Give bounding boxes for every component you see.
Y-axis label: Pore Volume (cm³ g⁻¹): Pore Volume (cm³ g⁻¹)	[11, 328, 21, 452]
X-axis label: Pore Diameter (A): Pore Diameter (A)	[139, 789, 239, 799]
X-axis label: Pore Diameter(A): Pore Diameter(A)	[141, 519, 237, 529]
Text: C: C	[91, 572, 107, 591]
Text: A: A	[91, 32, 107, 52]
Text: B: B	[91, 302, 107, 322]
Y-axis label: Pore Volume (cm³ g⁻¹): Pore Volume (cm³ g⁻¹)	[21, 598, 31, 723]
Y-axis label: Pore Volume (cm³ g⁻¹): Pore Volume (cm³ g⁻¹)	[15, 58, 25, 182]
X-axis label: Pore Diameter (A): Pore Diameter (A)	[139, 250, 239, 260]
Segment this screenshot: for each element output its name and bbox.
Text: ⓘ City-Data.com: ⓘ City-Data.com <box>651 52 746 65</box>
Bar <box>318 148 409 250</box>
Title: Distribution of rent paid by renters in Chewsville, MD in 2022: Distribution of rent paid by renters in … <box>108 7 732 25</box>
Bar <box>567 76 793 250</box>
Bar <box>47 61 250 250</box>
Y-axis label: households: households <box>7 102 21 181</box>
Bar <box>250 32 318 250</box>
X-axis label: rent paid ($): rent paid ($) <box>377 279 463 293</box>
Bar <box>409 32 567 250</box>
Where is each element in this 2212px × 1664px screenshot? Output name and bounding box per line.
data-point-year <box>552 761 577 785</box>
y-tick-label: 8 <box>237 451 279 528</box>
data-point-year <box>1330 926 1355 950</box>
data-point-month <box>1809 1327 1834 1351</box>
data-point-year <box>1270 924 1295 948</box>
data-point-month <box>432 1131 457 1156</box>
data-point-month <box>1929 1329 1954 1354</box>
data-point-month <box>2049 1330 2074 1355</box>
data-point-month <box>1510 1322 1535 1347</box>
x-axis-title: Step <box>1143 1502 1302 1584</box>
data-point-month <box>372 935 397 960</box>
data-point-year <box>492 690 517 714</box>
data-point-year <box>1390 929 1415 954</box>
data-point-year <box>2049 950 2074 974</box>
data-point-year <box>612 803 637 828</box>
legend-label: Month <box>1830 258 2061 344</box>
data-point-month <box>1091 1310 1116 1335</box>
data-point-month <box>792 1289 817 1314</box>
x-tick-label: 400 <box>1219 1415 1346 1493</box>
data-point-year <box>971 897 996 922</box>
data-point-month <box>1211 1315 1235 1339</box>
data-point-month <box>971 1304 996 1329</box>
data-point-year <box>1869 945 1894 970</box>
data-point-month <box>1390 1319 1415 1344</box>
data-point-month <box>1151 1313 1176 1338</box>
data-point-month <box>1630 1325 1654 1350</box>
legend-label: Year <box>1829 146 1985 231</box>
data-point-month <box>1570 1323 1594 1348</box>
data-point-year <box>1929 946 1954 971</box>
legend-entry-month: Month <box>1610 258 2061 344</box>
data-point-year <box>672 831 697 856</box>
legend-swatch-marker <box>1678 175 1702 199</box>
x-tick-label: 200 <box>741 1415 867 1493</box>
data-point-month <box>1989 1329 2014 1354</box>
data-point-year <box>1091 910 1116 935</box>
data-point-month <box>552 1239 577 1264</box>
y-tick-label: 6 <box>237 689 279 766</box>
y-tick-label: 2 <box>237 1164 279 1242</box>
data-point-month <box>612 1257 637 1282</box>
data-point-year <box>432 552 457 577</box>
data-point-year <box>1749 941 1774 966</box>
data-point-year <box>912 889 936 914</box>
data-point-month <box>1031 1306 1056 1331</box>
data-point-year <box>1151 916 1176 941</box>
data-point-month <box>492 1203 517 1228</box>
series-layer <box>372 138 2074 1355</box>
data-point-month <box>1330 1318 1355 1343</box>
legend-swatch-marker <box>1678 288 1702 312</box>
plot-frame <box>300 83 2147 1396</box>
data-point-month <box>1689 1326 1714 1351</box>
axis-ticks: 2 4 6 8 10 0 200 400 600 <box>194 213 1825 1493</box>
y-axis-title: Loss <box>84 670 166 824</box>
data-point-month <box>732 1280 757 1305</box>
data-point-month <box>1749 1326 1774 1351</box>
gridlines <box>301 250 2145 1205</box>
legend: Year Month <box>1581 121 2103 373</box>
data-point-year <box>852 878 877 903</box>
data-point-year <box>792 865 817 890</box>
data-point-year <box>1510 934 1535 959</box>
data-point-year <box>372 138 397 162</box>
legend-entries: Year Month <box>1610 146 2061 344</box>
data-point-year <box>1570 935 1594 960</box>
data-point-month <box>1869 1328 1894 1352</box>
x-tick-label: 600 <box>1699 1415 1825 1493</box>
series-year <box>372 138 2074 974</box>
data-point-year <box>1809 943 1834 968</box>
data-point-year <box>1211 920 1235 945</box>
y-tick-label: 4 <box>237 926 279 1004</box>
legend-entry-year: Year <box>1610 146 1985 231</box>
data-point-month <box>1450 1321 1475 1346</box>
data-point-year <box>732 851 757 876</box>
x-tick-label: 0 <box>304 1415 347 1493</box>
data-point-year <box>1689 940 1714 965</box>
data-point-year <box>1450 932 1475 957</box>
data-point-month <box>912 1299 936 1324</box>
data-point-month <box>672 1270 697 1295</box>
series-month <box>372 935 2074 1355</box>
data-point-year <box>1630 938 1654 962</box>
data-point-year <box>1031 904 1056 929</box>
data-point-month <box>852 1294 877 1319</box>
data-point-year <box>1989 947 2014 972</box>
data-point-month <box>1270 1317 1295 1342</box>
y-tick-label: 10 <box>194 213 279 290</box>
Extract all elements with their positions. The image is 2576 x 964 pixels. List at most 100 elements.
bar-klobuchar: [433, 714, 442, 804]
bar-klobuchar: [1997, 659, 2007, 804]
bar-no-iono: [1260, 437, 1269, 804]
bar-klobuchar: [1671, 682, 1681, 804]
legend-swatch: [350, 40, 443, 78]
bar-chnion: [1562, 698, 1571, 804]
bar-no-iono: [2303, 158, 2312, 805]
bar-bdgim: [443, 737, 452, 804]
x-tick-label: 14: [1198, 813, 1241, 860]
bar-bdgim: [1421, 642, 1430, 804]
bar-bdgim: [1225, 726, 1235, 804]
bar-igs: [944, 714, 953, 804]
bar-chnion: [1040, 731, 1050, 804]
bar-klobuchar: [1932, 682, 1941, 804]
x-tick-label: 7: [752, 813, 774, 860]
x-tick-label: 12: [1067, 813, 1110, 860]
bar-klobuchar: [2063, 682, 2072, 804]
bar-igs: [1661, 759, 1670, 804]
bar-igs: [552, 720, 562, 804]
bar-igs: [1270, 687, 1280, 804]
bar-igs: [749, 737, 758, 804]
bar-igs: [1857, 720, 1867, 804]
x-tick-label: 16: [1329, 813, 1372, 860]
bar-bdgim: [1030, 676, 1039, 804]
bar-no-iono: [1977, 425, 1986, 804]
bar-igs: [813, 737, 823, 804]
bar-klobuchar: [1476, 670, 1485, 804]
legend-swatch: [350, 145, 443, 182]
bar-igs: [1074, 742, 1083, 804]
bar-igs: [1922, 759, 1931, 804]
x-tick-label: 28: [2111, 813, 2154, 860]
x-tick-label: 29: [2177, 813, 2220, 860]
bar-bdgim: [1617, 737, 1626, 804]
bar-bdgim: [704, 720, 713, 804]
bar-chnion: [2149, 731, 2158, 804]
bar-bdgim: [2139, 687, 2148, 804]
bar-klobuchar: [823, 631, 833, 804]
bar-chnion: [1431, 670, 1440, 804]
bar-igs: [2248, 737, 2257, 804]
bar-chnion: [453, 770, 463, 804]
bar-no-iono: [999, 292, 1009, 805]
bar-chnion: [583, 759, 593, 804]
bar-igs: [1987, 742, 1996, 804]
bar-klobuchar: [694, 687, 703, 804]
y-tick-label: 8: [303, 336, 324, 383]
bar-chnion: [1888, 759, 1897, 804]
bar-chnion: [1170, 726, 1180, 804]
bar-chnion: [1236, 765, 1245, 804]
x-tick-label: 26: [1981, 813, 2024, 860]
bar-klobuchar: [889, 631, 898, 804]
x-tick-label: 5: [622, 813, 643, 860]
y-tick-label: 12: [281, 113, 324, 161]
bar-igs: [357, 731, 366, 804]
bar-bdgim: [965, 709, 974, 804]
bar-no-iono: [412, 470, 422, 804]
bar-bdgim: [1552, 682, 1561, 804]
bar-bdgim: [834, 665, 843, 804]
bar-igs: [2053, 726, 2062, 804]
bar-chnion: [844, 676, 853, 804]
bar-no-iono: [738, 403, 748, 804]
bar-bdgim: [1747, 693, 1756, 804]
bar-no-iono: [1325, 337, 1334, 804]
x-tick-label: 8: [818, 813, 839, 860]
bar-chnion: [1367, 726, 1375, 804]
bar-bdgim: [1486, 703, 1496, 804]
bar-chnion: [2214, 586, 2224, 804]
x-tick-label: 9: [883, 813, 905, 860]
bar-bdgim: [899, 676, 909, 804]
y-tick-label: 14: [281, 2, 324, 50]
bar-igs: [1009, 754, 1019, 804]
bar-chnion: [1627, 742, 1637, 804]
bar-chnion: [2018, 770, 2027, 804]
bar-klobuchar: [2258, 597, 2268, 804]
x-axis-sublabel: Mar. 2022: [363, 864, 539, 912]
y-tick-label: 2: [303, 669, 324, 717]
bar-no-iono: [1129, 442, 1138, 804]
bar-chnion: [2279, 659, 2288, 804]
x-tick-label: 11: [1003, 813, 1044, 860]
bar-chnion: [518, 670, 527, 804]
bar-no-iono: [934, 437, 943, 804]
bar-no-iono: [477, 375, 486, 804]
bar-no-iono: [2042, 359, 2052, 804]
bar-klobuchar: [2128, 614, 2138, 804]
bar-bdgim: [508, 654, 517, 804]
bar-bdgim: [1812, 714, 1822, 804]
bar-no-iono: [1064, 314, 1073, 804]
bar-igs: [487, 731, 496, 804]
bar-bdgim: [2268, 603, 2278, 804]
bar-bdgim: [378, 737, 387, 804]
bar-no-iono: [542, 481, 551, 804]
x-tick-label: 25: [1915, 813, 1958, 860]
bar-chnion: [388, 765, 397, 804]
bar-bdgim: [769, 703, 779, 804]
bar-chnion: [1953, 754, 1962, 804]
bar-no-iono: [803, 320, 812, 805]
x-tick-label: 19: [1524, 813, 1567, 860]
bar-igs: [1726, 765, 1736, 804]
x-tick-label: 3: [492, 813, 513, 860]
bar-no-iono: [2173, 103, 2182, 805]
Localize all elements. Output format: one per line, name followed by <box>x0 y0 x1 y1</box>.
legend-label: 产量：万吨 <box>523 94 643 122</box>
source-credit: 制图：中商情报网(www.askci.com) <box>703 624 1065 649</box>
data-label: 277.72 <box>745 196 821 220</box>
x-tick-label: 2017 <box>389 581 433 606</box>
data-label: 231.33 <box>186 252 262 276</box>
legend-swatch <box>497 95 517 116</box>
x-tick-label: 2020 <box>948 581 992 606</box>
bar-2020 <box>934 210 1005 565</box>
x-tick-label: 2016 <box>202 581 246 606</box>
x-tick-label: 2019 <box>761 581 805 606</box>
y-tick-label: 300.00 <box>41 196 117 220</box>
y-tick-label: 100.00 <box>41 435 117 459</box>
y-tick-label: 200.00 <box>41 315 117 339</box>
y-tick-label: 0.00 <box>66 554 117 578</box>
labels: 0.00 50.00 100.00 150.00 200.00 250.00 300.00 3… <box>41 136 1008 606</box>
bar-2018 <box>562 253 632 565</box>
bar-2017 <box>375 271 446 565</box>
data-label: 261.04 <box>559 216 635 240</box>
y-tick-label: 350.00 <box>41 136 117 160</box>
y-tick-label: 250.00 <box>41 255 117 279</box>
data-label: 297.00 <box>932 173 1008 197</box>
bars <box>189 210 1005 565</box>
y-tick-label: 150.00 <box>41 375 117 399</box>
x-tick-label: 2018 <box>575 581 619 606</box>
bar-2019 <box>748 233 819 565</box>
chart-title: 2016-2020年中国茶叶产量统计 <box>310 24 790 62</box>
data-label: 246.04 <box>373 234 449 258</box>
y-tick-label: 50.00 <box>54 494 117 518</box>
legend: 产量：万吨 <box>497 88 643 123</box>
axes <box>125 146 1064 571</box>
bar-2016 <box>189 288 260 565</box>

□ □ □ □

__Exercise instructions__. Copy the records verbatim, from the first line up to and including the line that contains "58, 25, 182]".

__Correct answer__.
Give bounding boxes for every component you see.
Y-axis label: Pore Volume (cm³ g⁻¹): Pore Volume (cm³ g⁻¹)	[11, 328, 21, 452]
X-axis label: Pore Diameter (A): Pore Diameter (A)	[139, 789, 239, 799]
X-axis label: Pore Diameter(A): Pore Diameter(A)	[141, 519, 237, 529]
Text: C: C	[91, 572, 107, 591]
Text: A: A	[91, 32, 107, 52]
Text: B: B	[91, 302, 107, 322]
Y-axis label: Pore Volume (cm³ g⁻¹): Pore Volume (cm³ g⁻¹)	[21, 598, 31, 723]
Y-axis label: Pore Volume (cm³ g⁻¹): Pore Volume (cm³ g⁻¹)	[15, 58, 25, 182]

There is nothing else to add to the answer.